:: What to do ::
Search the listing for "незрячие" and copy every line where it appears.
------------------------
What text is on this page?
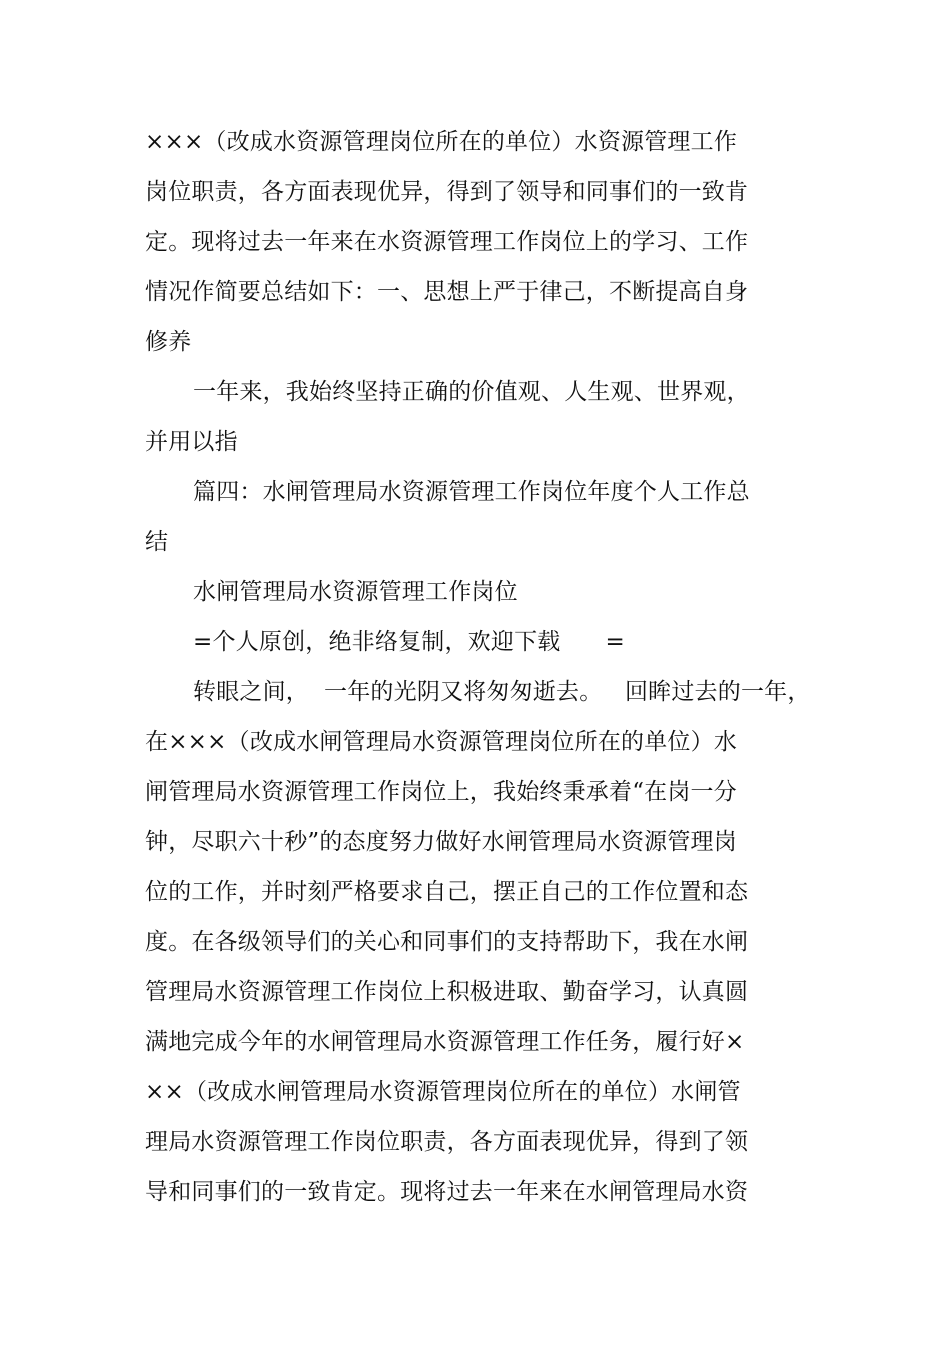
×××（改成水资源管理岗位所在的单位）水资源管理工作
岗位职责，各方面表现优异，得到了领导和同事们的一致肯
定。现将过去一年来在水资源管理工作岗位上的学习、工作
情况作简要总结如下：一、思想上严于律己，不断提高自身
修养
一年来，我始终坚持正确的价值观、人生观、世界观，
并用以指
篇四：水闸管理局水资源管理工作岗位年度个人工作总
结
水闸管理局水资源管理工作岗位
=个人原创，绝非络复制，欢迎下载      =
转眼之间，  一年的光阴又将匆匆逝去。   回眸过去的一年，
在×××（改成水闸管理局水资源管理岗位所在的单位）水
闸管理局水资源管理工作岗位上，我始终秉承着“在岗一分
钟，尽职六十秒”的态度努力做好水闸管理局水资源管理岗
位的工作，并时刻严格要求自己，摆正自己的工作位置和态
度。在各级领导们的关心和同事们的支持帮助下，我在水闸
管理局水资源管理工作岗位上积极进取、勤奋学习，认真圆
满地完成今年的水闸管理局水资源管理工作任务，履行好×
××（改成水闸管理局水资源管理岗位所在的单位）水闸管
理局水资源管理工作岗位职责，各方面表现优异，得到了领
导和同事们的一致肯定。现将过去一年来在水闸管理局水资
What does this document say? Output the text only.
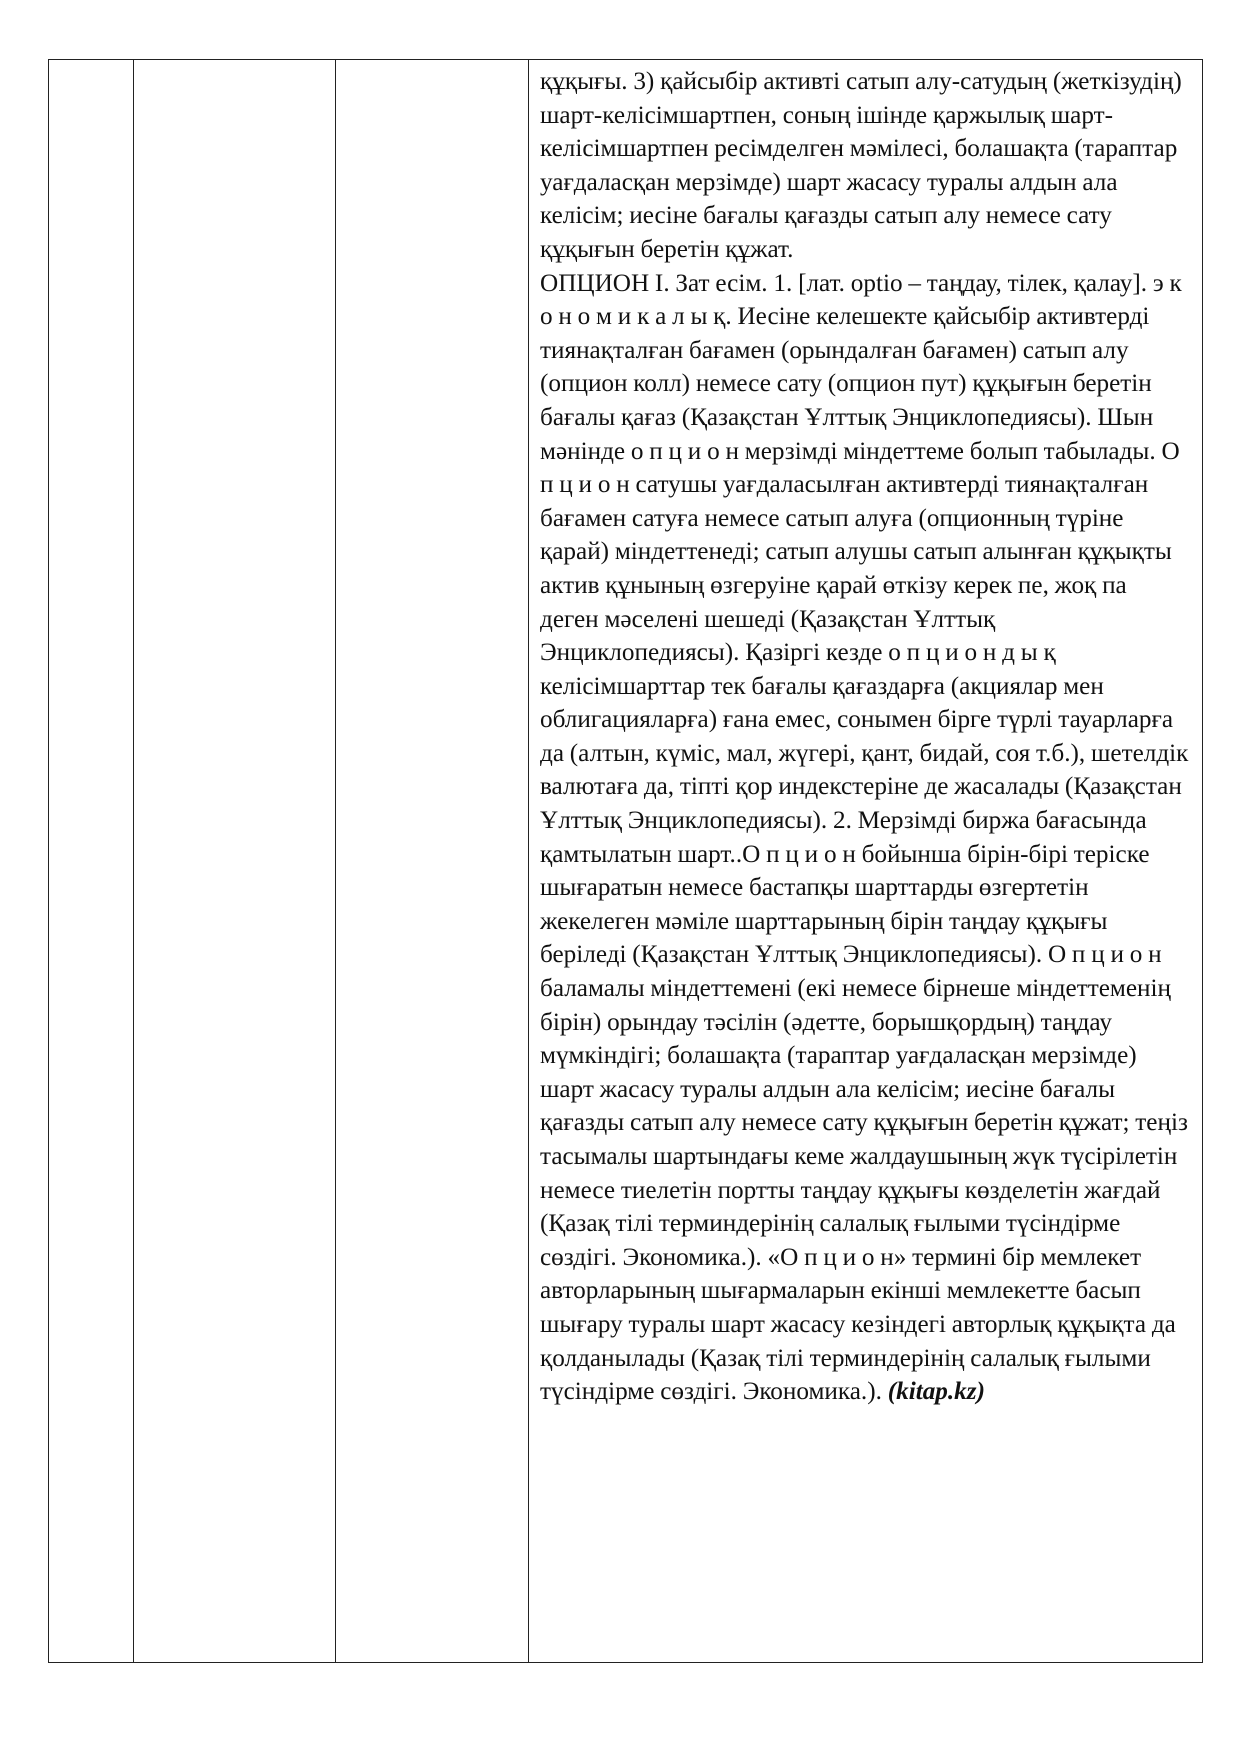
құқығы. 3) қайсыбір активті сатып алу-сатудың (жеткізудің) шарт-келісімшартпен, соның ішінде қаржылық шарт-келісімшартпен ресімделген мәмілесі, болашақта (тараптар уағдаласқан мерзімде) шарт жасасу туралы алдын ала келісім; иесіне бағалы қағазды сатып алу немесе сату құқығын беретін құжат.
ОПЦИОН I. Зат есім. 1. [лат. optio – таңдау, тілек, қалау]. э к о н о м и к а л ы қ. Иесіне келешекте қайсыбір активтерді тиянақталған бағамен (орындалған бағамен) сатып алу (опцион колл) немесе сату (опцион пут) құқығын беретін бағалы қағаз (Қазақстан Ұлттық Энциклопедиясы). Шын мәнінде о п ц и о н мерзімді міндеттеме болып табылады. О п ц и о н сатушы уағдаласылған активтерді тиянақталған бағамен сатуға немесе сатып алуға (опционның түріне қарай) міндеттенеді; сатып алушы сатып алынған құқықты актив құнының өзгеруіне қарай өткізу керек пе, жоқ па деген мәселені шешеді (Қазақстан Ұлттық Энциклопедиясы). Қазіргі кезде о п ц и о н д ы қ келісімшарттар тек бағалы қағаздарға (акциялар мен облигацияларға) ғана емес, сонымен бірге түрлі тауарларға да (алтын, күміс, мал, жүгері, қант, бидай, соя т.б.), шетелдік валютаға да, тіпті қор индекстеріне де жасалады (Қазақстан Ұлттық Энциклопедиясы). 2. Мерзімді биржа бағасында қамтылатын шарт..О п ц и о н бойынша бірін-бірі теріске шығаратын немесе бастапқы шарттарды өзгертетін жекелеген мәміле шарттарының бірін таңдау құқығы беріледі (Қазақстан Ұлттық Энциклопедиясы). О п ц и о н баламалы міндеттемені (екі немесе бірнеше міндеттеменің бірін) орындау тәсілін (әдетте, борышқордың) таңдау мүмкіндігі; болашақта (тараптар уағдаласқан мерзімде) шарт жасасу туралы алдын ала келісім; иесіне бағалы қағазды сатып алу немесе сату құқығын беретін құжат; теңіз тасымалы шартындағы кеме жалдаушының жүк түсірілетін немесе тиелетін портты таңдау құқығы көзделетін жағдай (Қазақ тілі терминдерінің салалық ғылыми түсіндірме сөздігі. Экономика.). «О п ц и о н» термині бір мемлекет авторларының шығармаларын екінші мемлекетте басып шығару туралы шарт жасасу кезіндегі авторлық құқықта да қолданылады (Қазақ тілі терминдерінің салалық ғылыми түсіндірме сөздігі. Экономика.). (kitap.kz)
------------------------
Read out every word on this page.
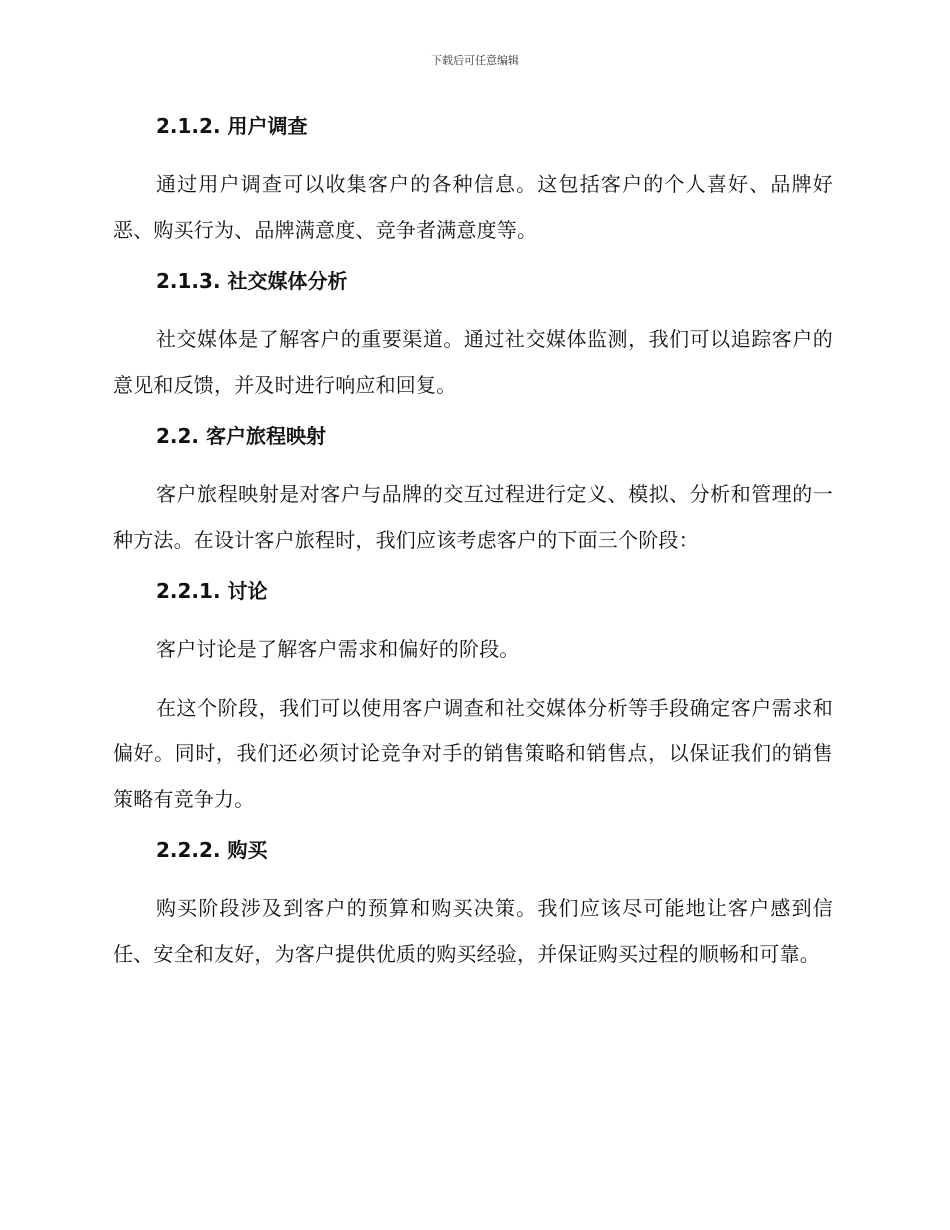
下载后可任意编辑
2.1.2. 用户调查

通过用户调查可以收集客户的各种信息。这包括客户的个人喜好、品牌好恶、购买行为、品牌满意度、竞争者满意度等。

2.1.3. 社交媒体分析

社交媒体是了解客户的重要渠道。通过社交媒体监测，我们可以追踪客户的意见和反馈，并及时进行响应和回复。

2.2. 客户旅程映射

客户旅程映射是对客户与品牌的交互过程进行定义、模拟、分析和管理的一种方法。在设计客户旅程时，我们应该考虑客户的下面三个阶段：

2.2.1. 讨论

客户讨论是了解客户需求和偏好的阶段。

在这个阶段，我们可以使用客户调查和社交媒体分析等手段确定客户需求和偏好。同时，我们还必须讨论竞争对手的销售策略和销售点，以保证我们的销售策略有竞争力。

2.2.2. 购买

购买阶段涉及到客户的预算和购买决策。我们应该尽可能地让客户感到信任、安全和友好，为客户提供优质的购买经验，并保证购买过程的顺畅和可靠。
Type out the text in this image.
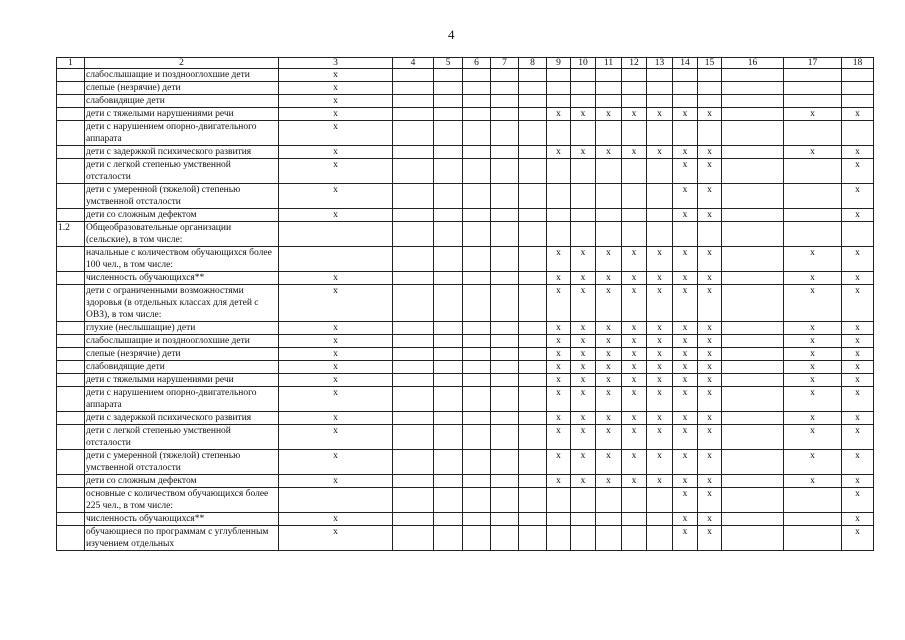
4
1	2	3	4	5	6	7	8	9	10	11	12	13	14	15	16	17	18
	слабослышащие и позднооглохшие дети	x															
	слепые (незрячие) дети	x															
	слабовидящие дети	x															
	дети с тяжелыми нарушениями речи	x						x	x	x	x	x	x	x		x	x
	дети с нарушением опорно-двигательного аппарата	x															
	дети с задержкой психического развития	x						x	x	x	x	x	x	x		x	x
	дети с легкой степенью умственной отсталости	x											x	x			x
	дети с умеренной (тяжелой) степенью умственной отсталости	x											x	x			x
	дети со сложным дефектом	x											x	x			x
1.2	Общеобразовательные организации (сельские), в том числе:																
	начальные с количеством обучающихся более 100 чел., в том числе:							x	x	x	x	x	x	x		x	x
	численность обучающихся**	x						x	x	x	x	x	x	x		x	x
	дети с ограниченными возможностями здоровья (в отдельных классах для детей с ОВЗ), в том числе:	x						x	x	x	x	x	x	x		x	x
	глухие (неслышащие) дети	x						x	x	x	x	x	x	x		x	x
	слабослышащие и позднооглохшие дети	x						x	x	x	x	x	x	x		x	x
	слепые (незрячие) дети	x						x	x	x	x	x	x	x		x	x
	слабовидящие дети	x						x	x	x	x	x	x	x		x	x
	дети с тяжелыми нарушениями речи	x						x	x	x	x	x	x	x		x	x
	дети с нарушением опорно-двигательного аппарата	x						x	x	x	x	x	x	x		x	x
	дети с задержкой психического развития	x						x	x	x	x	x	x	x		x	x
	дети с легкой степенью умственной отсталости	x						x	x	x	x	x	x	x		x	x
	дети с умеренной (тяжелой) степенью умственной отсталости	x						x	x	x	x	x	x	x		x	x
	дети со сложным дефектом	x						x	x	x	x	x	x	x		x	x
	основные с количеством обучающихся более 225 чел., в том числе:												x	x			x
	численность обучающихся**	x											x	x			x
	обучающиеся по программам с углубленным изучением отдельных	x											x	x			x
------------------------
:: Response for this exercise ::
	слепые (незрячие) дети	x															
	слепые (незрячие) дети	x						x	x	x	x	x	x	x		x	x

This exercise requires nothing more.